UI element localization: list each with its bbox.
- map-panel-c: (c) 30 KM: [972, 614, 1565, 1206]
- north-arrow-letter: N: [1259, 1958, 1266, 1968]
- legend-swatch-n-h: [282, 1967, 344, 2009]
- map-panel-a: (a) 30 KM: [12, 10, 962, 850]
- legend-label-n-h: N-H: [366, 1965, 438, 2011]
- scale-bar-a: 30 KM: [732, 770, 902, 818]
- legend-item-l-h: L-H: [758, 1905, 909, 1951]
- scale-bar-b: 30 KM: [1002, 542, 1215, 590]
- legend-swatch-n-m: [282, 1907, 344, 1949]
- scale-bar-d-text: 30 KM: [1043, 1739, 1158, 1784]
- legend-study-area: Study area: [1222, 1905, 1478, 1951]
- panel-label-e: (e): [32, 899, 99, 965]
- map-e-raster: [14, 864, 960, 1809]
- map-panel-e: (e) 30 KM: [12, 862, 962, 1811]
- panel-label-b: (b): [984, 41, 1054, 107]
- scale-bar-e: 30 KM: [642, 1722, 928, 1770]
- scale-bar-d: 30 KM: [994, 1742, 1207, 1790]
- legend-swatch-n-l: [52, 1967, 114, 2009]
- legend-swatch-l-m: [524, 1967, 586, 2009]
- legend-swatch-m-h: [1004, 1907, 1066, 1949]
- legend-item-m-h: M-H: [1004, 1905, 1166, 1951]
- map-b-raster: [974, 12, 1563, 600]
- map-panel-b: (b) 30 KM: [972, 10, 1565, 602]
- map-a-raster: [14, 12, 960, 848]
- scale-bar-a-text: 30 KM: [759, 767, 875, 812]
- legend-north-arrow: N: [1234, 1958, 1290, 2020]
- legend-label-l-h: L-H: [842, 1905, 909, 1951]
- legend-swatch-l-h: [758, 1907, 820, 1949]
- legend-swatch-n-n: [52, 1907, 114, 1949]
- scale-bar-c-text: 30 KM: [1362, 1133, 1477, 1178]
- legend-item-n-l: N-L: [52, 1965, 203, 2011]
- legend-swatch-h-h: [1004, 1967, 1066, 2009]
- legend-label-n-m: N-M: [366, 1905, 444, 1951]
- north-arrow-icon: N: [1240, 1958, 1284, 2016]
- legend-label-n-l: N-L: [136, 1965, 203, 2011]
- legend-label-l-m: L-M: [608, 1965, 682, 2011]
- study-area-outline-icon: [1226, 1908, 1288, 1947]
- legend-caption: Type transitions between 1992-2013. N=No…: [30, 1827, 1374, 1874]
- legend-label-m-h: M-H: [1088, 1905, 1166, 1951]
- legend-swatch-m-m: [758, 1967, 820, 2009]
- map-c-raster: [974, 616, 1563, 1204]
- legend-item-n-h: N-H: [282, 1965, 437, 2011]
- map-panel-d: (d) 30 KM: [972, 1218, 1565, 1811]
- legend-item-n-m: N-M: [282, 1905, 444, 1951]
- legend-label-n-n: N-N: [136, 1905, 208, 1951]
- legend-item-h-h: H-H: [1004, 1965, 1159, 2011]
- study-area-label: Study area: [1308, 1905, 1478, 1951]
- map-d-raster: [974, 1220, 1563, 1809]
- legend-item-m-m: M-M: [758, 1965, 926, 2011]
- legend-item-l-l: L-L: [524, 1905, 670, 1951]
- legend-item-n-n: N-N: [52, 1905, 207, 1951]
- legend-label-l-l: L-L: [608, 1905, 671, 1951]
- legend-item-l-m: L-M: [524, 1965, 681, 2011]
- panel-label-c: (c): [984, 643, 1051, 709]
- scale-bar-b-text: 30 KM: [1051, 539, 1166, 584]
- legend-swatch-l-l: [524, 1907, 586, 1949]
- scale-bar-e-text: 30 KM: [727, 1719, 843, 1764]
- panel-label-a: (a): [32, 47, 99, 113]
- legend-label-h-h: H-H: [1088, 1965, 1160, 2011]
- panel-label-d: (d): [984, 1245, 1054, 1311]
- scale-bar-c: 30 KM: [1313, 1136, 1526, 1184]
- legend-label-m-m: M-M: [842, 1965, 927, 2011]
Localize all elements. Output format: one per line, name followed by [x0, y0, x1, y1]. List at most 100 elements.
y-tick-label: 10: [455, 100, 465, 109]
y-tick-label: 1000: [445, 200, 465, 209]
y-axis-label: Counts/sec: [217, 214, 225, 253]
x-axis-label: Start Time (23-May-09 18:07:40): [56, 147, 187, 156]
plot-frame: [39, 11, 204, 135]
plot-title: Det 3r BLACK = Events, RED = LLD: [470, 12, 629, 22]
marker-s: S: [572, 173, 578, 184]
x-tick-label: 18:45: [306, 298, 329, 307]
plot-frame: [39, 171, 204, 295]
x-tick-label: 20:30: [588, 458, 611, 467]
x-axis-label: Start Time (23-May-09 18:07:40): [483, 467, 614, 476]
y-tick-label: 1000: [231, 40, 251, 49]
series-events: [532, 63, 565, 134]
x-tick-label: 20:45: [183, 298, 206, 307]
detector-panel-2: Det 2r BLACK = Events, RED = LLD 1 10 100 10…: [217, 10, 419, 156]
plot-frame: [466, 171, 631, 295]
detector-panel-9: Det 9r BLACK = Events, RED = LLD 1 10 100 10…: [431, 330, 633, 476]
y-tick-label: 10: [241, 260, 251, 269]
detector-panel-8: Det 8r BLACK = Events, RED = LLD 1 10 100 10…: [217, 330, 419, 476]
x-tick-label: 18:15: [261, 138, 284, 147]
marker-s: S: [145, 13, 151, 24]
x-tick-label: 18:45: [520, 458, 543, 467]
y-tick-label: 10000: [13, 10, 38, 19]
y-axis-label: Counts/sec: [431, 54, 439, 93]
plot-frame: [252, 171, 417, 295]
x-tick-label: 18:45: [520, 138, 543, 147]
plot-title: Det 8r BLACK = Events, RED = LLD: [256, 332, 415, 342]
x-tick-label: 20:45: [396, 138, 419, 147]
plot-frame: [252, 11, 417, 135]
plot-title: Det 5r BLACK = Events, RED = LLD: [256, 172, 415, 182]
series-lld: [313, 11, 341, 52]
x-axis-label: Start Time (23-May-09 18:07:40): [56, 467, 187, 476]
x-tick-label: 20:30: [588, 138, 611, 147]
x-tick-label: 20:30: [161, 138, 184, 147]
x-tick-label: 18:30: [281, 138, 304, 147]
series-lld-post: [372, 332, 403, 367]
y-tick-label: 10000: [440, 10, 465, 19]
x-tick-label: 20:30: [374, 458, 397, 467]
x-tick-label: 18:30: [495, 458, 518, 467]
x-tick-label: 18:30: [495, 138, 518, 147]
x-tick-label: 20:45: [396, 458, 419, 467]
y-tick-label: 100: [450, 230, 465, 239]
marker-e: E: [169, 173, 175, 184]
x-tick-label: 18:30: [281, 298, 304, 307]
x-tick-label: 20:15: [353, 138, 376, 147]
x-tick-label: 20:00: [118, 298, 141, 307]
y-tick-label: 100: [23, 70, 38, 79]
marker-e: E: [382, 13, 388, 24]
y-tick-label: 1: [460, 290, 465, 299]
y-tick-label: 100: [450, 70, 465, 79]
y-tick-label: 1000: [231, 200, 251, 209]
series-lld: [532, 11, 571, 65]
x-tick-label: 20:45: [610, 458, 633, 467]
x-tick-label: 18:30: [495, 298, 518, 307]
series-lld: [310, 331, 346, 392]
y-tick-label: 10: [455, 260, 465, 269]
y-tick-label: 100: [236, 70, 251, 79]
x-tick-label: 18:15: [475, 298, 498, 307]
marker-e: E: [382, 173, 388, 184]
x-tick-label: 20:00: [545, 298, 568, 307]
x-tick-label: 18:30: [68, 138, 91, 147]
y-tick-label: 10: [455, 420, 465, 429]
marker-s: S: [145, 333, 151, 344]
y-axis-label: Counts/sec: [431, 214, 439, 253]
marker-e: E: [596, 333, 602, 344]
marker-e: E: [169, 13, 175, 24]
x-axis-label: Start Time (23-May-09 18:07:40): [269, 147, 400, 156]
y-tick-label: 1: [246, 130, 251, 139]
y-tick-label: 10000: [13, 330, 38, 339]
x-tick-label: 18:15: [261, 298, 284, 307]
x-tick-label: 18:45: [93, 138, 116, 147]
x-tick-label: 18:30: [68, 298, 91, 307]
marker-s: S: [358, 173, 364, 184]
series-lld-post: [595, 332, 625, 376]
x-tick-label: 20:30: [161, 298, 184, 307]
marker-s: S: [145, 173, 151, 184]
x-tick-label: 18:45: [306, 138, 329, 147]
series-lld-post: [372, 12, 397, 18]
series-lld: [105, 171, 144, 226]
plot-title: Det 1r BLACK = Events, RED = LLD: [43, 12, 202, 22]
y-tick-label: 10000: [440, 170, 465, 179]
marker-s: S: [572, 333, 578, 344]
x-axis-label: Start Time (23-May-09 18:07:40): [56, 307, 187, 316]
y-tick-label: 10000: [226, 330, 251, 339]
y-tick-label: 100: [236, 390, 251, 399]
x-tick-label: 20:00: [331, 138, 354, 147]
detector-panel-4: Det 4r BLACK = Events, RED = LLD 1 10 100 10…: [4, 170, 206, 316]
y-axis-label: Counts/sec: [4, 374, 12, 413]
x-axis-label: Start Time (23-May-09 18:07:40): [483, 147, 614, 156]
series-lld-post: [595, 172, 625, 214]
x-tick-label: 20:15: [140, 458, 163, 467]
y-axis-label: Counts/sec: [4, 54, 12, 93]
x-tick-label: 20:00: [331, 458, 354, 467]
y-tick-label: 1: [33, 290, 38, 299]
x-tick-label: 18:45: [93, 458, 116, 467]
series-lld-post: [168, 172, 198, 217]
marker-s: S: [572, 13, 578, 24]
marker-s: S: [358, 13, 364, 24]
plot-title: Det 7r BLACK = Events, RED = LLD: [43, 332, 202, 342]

= = = = =

Echo everything in the material from the start down to the line containing "- panel-label-e: (e): [32, 899, 99, 965]", with both ends included.

UI element localization: list each with its bbox.
- map-panel-c: (c) 30 KM: [972, 614, 1565, 1206]
- north-arrow-letter: N: [1259, 1958, 1266, 1968]
- legend-swatch-n-h: [282, 1967, 344, 2009]
- map-panel-a: (a) 30 KM: [12, 10, 962, 850]
- legend-label-n-h: N-H: [366, 1965, 438, 2011]
- scale-bar-a: 30 KM: [732, 770, 902, 818]
- legend-item-l-h: L-H: [758, 1905, 909, 1951]
- scale-bar-b: 30 KM: [1002, 542, 1215, 590]
- legend-swatch-n-m: [282, 1907, 344, 1949]
- scale-bar-d-text: 30 KM: [1043, 1739, 1158, 1784]
- legend-study-area: Study area: [1222, 1905, 1478, 1951]
- panel-label-e: (e): [32, 899, 99, 965]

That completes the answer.